Excerpt to read:
━━━━━━━━━━━━━━━━━━━━

In the late 1800s, Belgian elites in Rwanda wanted to limit the King's monetary flow and bring about the end of the patronage system. Belgian elites used the idea of umuganda to enforce a new communal work system of uburetwa. Uburetwa was a communal work system that forced every adult male to participate in 60 days of community labor per year. This system was initiated in the 1940s and was implemented by local leaders. It left people with little time to provide for themselves, and often they were unable to sustain their families. In the 20th century, Rwandans were recorded as being required to work for their community leader twice a week, while the Belgians encouraged "umuganda" as a way of life.

=== Present day ===
In the run-up to the Rwandan genocide, weekly umuganda meetings were successfully used by Hutu elites to mobilise Hutu civilians for genocide. It became more widely known as a political institution rather than communal growth. It fulfilled the interests of the elites in Rwanda. Umuganda tasks may have included "building schools, repairing roads, constructing bridges, digging anti-erosion ditch, and other state projects".

During the perpetration of the Rwandan genocide, the government used Umuganda as a means of oppression and ethnic division. It bolstered Hutu power. Hutus used the name of umuganda as a means to exterminate Tutsis. People who were unable to participate in the day were seen as an enemy of the state.

━━━━━━━━━━━━━━━━━━━━

Prompt 1:
Decide whether each statement agrees with the umuganda passage. Answer yes or no for each, and quote the deciding words.
(a) Uburetwa made every adult male do 60 days of community labor per year.
(b) Belgian officials implemented the uburetwa system themselves.
(c) People who could not take part in the day were seen as enemies of the state.
Prompt 2:
Copy the umuganda passage, everything from "During the perpetration" down to "of the state.", and swap "oppression" for "repression".
Prompt 3:
Carry on the umuganda passage from the point where it stops.

━━━━━━━━━━━━━━━━━━━━

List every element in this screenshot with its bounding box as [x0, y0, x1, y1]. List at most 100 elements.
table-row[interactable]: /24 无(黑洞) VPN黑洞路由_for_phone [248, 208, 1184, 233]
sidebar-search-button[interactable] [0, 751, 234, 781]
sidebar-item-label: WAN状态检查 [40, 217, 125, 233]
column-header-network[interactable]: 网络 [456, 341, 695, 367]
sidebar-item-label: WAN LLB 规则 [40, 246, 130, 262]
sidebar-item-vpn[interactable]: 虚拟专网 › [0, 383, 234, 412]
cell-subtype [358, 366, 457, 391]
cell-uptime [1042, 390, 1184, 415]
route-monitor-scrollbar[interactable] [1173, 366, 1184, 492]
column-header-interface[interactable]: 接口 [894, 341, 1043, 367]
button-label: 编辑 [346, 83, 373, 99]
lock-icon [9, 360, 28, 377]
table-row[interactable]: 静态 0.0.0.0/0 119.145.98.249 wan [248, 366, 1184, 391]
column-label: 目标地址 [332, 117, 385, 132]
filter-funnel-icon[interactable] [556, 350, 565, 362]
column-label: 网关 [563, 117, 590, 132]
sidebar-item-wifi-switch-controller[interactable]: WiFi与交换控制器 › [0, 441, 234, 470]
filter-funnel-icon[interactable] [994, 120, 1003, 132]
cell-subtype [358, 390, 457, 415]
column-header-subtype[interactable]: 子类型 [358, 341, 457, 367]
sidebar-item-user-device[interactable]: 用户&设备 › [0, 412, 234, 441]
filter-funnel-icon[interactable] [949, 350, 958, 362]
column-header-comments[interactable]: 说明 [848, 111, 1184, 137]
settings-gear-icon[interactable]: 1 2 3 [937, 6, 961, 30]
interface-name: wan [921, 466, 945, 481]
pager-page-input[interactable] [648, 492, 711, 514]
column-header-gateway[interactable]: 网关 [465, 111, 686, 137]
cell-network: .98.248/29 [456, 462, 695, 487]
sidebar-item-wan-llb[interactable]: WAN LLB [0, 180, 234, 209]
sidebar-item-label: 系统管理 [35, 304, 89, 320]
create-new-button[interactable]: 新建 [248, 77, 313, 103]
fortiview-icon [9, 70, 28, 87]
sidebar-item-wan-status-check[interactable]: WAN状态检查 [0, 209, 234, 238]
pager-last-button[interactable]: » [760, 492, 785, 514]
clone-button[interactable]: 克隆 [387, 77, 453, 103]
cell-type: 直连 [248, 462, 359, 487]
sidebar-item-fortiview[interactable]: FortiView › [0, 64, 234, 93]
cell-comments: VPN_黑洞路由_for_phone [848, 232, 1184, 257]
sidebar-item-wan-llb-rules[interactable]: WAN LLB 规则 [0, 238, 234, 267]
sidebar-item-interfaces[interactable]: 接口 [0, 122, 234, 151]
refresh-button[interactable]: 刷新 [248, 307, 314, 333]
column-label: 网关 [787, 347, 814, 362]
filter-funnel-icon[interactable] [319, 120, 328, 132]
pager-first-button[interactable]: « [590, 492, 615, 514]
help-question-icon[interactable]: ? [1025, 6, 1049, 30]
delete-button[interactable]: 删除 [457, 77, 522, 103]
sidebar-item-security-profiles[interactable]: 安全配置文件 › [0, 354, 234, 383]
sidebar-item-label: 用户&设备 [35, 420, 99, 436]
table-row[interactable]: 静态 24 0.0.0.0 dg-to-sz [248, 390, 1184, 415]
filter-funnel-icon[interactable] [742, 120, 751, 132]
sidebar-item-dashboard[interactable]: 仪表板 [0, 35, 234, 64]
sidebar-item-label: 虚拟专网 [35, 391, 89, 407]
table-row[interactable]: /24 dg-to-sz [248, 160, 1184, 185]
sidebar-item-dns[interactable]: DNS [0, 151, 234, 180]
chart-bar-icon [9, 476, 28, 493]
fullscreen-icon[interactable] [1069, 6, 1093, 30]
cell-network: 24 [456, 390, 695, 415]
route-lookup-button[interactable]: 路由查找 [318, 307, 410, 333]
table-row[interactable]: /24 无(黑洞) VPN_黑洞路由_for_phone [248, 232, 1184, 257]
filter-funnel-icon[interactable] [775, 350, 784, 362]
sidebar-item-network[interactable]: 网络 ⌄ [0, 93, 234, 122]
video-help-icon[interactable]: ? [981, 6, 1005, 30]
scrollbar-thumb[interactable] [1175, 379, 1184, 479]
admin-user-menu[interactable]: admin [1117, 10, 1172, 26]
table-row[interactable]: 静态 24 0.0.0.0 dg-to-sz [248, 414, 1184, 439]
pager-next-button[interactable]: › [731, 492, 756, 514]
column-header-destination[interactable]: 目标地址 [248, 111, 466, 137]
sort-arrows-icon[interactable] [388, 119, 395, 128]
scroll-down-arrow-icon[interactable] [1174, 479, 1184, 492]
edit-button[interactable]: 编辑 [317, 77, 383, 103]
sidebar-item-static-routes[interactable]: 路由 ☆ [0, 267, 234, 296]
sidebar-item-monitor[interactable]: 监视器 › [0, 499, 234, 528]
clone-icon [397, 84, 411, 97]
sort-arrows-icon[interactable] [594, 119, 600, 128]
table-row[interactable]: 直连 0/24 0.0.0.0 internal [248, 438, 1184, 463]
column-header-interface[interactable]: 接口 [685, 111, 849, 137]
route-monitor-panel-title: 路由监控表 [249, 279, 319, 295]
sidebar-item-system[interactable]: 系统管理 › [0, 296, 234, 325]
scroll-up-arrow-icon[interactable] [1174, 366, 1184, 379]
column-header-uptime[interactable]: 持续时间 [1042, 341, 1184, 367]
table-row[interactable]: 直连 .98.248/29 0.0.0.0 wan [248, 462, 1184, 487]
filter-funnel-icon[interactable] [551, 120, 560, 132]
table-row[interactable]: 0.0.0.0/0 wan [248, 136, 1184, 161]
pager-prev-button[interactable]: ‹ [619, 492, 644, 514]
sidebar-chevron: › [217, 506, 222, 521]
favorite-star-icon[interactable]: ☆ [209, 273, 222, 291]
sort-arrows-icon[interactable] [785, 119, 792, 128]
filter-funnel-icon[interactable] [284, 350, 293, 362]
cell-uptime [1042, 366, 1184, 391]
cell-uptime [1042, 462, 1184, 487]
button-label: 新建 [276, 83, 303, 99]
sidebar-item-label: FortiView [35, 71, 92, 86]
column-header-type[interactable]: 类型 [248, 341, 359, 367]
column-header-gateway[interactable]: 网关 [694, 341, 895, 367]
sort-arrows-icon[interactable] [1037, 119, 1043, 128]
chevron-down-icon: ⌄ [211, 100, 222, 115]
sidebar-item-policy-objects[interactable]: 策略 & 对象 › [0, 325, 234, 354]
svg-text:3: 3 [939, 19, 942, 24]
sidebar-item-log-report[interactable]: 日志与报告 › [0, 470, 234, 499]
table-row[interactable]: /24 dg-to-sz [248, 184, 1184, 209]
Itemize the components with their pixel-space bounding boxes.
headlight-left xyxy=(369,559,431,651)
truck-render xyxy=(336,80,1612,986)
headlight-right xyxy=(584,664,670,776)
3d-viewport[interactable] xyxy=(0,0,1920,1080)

━━━━━━━━━━━━━━━━━━━━

Written reply 1:
(a) Yes: "forced every adult male to participate in 60 days of community labor per year."
(b) No: "implemented by local leaders."
(c) Yes: "People who were unable to participate in the day were seen as an enemy of the state."

Written reply 2:
During the perpetration of the Rwandan genocide, the government used Umuganda as a means of repression and ethnic division. It bolstered Hutu power. Hutus used the name of umuganda as a means to exterminate Tutsis. People who were unable to participate in the day were seen as an enemy of the state.

Written reply 3:
As part of Rwanda's reconstruction efforts after the genocide, President Paul Kagame mandated that every last Saturday of the month would be known as "umunsi w'umuganda" or "contribution made by the community", during which all traffic would be stopped for three hours in the morning in order for Rwandans to clean up the war-torn capital. The policy of Umuganda day was born from a need for cultural policy in reconciliation for the genocide. From research out of Kigali and the Western Province, post-genocide, Rwandan people felt that the main reasons for Umuganda was "cheap labour force, to train the population for self-solving problems, maintain unity, [and] to create a channel of communication". This group of people also understood Umuganda as "a forced but beneficial public work and a voluntary and beneficial public work" more than "a forced but non-beneficial labour and a tool of oppression by leaders". People are incentivized to participate due to "mutual help; meeting friends; neighbors and socialising; pleasing leaders; getting information about the government's plans; and because of the fear of punishment or prosecution".

Umuganda as it exists presently was instituted in 2009. It is now regarded as a day of community clean-up. The Rwandan government uses the day to implement programs and plans, like poverty reduction and economic growth. It is meant to involve people in the "decision-making process" and promote involvement in the community. Also, the government is able to have "a forum for local officials to inform citizens about the important news, and for residents to discuss community or individual needs, and as contributing to unity and progress locally, as well as to national development". There is a sense of reconciliation in Rwanda because of Umuganda; however, it is not well documented how much of the Rwandan population feels this way. This may be due to the election and presidency of President Kagame.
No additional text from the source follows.